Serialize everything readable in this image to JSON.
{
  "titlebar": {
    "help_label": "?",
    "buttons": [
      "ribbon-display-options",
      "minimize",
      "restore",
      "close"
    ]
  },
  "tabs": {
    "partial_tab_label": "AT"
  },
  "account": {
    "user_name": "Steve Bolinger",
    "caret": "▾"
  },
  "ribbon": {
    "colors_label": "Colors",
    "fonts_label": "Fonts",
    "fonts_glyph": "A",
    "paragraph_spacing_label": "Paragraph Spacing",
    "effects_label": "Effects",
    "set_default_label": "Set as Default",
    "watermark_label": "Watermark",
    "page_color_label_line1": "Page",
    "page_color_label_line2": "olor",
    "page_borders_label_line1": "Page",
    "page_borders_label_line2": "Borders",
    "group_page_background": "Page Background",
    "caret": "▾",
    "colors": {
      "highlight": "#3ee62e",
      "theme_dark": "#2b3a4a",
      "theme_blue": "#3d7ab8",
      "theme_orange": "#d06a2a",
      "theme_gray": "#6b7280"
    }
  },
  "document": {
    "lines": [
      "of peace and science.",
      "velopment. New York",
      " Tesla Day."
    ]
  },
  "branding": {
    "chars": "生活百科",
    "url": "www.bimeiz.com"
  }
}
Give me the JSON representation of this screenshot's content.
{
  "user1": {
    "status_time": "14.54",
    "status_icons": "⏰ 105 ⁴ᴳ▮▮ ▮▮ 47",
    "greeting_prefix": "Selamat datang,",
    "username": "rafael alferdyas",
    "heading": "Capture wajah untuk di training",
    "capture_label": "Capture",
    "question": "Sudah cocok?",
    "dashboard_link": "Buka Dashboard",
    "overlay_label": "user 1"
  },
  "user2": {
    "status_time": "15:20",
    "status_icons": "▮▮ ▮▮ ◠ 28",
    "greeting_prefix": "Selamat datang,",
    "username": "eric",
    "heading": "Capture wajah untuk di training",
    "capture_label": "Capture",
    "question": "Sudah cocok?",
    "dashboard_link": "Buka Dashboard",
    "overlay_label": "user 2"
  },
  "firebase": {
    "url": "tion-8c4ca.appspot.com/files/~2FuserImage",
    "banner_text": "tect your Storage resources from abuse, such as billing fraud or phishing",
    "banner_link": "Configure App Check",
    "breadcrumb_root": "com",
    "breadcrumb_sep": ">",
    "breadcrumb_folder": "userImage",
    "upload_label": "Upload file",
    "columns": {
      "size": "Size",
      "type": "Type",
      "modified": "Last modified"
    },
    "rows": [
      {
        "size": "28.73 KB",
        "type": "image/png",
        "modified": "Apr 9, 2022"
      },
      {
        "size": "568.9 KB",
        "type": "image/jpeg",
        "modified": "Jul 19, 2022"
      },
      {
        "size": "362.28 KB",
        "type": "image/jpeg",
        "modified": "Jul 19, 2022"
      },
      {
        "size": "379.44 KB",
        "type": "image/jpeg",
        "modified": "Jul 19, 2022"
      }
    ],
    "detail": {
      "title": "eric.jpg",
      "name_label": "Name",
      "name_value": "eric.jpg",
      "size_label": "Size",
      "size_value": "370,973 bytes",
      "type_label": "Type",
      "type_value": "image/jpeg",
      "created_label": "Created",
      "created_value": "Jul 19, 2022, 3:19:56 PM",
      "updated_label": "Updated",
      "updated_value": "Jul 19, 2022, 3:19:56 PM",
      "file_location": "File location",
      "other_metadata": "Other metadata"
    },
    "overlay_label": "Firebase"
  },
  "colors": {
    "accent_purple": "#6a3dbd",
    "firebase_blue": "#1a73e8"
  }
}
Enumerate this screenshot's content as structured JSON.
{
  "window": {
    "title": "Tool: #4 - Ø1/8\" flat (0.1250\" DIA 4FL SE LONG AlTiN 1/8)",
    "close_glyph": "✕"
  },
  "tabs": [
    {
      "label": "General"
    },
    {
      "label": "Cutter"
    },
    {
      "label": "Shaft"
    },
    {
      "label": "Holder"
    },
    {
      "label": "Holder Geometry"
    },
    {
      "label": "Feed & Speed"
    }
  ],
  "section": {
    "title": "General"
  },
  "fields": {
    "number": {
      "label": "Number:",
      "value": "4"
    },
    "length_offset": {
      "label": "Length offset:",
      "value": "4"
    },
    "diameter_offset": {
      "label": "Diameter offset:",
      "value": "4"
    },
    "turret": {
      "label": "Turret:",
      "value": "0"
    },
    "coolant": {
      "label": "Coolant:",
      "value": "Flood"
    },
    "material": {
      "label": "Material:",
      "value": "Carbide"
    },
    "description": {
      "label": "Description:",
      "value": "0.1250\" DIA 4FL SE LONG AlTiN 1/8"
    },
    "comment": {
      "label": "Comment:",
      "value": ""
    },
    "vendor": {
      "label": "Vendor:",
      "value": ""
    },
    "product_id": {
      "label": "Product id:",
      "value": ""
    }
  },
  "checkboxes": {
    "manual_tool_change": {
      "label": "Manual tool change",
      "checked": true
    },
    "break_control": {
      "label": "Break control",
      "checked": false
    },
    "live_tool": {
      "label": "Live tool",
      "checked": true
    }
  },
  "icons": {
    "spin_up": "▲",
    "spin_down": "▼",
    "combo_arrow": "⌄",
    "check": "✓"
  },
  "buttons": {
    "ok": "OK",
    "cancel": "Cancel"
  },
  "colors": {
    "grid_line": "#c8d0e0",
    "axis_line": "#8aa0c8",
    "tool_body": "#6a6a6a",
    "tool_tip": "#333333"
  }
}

== Required work ==
Take the entries above and copy them out exactly.

== Full response ==
Serialize everything readable in this image to JSON.
{
  "titlebar": {
    "help_label": "?",
    "buttons": [
      "ribbon-display-options",
      "minimize",
      "restore",
      "close"
    ]
  },
  "tabs": {
    "partial_tab_label": "AT"
  },
  "account": {
    "user_name": "Steve Bolinger",
    "caret": "▾"
  },
  "ribbon": {
    "colors_label": "Colors",
    "fonts_label": "Fonts",
    "fonts_glyph": "A",
    "paragraph_spacing_label": "Paragraph Spacing",
    "effects_label": "Effects",
    "set_default_label": "Set as Default",
    "watermark_label": "Watermark",
    "page_color_label_line1": "Page",
    "page_color_label_line2": "olor",
    "page_borders_label_line1": "Page",
    "page_borders_label_line2": "Borders",
    "group_page_background": "Page Background",
    "caret": "▾",
    "colors": {
      "highlight": "#3ee62e",
      "theme_dark": "#2b3a4a",
      "theme_blue": "#3d7ab8",
      "theme_orange": "#d06a2a",
      "theme_gray": "#6b7280"
    }
  },
  "document": {
    "lines": [
      "of peace and science.",
      "velopment. New York",
      " Tesla Day."
    ]
  },
  "branding": {
    "chars": "生活百科",
    "url": "www.bimeiz.com"
  }
}
Give me the JSON representation of this screenshot's content.
{
  "user1": {
    "status_time": "14.54",
    "status_icons": "⏰ 105 ⁴ᴳ▮▮ ▮▮ 47",
    "greeting_prefix": "Selamat datang,",
    "username": "rafael alferdyas",
    "heading": "Capture wajah untuk di training",
    "capture_label": "Capture",
    "question": "Sudah cocok?",
    "dashboard_link": "Buka Dashboard",
    "overlay_label": "user 1"
  },
  "user2": {
    "status_time": "15:20",
    "status_icons": "▮▮ ▮▮ ◠ 28",
    "greeting_prefix": "Selamat datang,",
    "username": "eric",
    "heading": "Capture wajah untuk di training",
    "capture_label": "Capture",
    "question": "Sudah cocok?",
    "dashboard_link": "Buka Dashboard",
    "overlay_label": "user 2"
  },
  "firebase": {
    "url": "tion-8c4ca.appspot.com/files/~2FuserImage",
    "banner_text": "tect your Storage resources from abuse, such as billing fraud or phishing",
    "banner_link": "Configure App Check",
    "breadcrumb_root": "com",
    "breadcrumb_sep": ">",
    "breadcrumb_folder": "userImage",
    "upload_label": "Upload file",
    "columns": {
      "size": "Size",
      "type": "Type",
      "modified": "Last modified"
    },
    "rows": [
      {
        "size": "28.73 KB",
        "type": "image/png",
        "modified": "Apr 9, 2022"
      },
      {
        "size": "568.9 KB",
        "type": "image/jpeg",
        "modified": "Jul 19, 2022"
      },
      {
        "size": "362.28 KB",
        "type": "image/jpeg",
        "modified": "Jul 19, 2022"
      },
      {
        "size": "379.44 KB",
        "type": "image/jpeg",
        "modified": "Jul 19, 2022"
      }
    ],
    "detail": {
      "title": "eric.jpg",
      "name_label": "Name",
      "name_value": "eric.jpg",
      "size_label": "Size",
      "size_value": "370,973 bytes",
      "type_label": "Type",
      "type_value": "image/jpeg",
      "created_label": "Created",
      "created_value": "Jul 19, 2022, 3:19:56 PM",
      "updated_label": "Updated",
      "updated_value": "Jul 19, 2022, 3:19:56 PM",
      "file_location": "File location",
      "other_metadata": "Other metadata"
    },
    "overlay_label": "Firebase"
  },
  "colors": {
    "accent_purple": "#6a3dbd",
    "firebase_blue": "#1a73e8"
  }
}
Enumerate this screenshot's content as structured JSON.
{
  "window": {
    "title": "Tool: #4 - Ø1/8\" flat (0.1250\" DIA 4FL SE LONG AlTiN 1/8)",
    "close_glyph": "✕"
  },
  "tabs": [
    {
      "label": "General"
    },
    {
      "label": "Cutter"
    },
    {
      "label": "Shaft"
    },
    {
      "label": "Holder"
    },
    {
      "label": "Holder Geometry"
    },
    {
      "label": "Feed & Speed"
    }
  ],
  "section": {
    "title": "General"
  },
  "fields": {
    "number": {
      "label": "Number:",
      "value": "4"
    },
    "length_offset": {
      "label": "Length offset:",
      "value": "4"
    },
    "diameter_offset": {
      "label": "Diameter offset:",
      "value": "4"
    },
    "turret": {
      "label": "Turret:",
      "value": "0"
    },
    "coolant": {
      "label": "Coolant:",
      "value": "Flood"
    },
    "material": {
      "label": "Material:",
      "value": "Carbide"
    },
    "description": {
      "label": "Description:",
      "value": "0.1250\" DIA 4FL SE LONG AlTiN 1/8"
    },
    "comment": {
      "label": "Comment:",
      "value": ""
    },
    "vendor": {
      "label": "Vendor:",
      "value": ""
    },
    "product_id": {
      "label": "Product id:",
      "value": ""
    }
  },
  "checkboxes": {
    "manual_tool_change": {
      "label": "Manual tool change",
      "checked": true
    },
    "break_control": {
      "label": "Break control",
      "checked": false
    },
    "live_tool": {
      "label": "Live tool",
      "checked": true
    }
  },
  "icons": {
    "spin_up": "▲",
    "spin_down": "▼",
    "combo_arrow": "⌄",
    "check": "✓"
  },
  "buttons": {
    "ok": "OK",
    "cancel": "Cancel"
  },
  "colors": {
    "grid_line": "#c8d0e0",
    "axis_line": "#8aa0c8",
    "tool_body": "#6a6a6a",
    "tool_tip": "#333333"
  }
}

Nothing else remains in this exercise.